Given exercise | Say how many lines include "WXDXH", with no words around the number.
* START *
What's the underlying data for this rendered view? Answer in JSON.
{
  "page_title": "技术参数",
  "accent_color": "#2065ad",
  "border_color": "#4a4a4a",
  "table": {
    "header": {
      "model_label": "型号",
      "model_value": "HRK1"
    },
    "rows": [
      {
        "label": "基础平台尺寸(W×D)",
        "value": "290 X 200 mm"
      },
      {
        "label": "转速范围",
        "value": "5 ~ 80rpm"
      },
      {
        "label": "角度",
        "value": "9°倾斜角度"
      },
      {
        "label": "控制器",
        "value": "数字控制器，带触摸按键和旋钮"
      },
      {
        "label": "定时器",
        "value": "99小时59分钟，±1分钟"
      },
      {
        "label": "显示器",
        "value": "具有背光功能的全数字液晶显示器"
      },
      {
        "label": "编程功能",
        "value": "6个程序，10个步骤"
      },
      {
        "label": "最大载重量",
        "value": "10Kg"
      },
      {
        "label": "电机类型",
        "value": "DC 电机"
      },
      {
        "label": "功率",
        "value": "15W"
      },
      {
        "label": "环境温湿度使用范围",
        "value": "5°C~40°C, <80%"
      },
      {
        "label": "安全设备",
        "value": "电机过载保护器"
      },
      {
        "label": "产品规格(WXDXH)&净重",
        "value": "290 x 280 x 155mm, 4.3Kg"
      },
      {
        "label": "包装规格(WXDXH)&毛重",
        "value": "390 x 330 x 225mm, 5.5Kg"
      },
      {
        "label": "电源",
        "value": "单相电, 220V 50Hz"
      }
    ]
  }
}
* END *
In response | 2